> **TASK REQUIREMENTS**:
Without the pictures, print each of the records below exactly as it appears.
──────────────────────────────
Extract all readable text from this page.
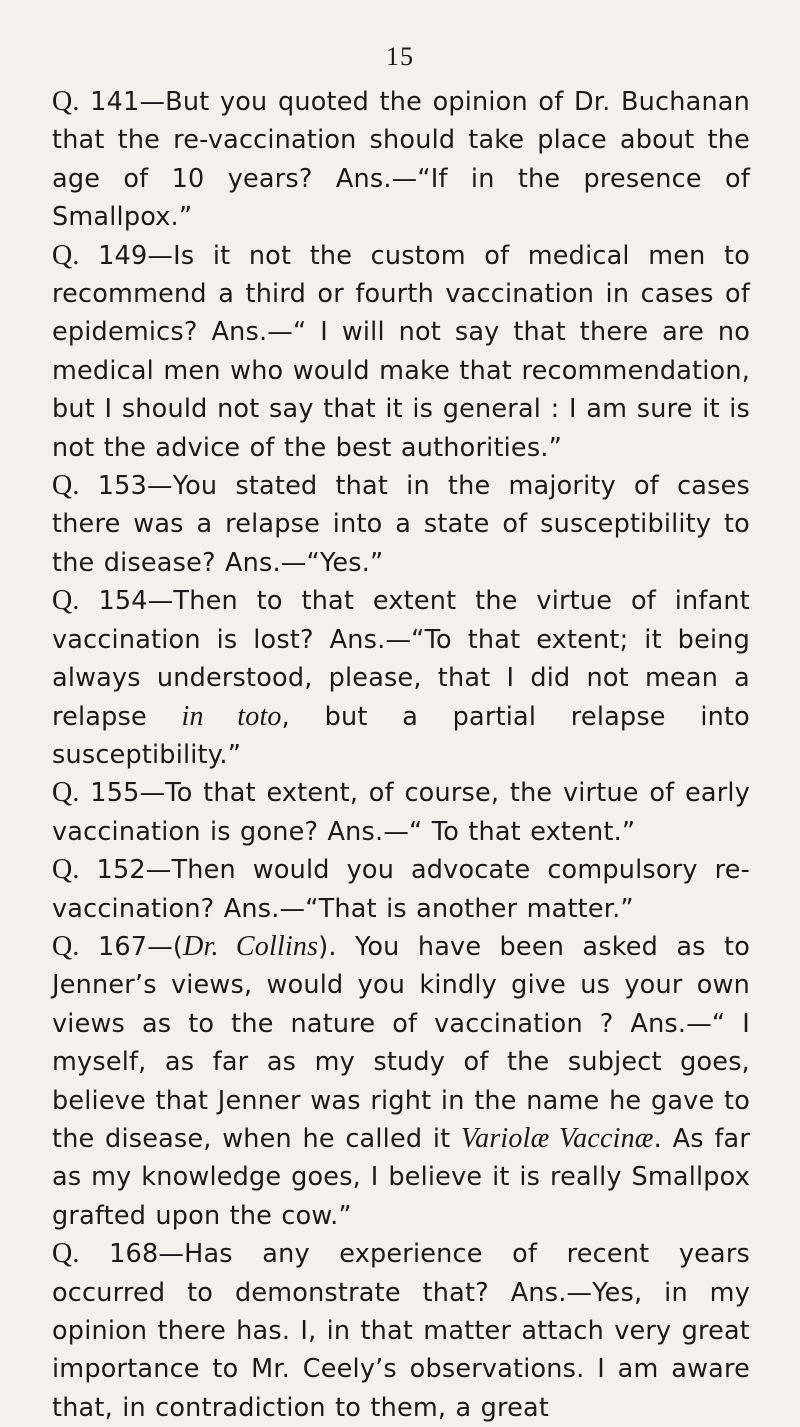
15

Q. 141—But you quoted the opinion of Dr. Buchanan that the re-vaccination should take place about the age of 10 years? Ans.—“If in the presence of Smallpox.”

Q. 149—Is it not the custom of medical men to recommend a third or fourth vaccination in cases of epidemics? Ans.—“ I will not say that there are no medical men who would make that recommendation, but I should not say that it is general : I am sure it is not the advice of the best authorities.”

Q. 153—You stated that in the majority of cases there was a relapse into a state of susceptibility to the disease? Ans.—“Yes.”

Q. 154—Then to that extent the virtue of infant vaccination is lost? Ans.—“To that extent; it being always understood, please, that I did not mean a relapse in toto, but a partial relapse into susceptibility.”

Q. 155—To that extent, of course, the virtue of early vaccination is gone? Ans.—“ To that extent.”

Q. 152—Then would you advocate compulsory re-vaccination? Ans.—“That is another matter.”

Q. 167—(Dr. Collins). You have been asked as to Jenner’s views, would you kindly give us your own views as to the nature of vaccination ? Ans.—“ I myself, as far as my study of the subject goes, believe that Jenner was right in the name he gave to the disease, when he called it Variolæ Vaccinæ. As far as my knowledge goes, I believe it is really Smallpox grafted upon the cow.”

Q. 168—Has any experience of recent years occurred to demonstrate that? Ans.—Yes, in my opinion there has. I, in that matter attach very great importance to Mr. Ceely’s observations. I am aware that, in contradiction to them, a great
──────────────────────────────
> **RESPONSE TO THIS TASK**:
Extract all readable text from this page.
15

Q. 141—But you quoted the opinion of Dr. Buchanan that the re-vaccination should take place about the age of 10 years? Ans.—“If in the presence of Smallpox.”

Q. 149—Is it not the custom of medical men to recommend a third or fourth vaccination in cases of epidemics? Ans.—“ I will not say that there are no medical men who would make that recommendation, but I should not say that it is general : I am sure it is not the advice of the best authorities.”

Q. 153—You stated that in the majority of cases there was a relapse into a state of susceptibility to the disease? Ans.—“Yes.”

Q. 154—Then to that extent the virtue of infant vaccination is lost? Ans.—“To that extent; it being always understood, please, that I did not mean a relapse in toto, but a partial relapse into susceptibility.”

Q. 155—To that extent, of course, the virtue of early vaccination is gone? Ans.—“ To that extent.”

Q. 152—Then would you advocate compulsory re-vaccination? Ans.—“That is another matter.”

Q. 167—(Dr. Collins). You have been asked as to Jenner’s views, would you kindly give us your own views as to the nature of vaccination ? Ans.—“ I myself, as far as my study of the subject goes, believe that Jenner was right in the name he gave to the disease, when he called it Variolæ Vaccinæ. As far as my knowledge goes, I believe it is really Smallpox grafted upon the cow.”

Q. 168—Has any experience of recent years occurred to demonstrate that? Ans.—Yes, in my opinion there has. I, in that matter attach very great importance to Mr. Ceely’s observations. I am aware that, in contradiction to them, a great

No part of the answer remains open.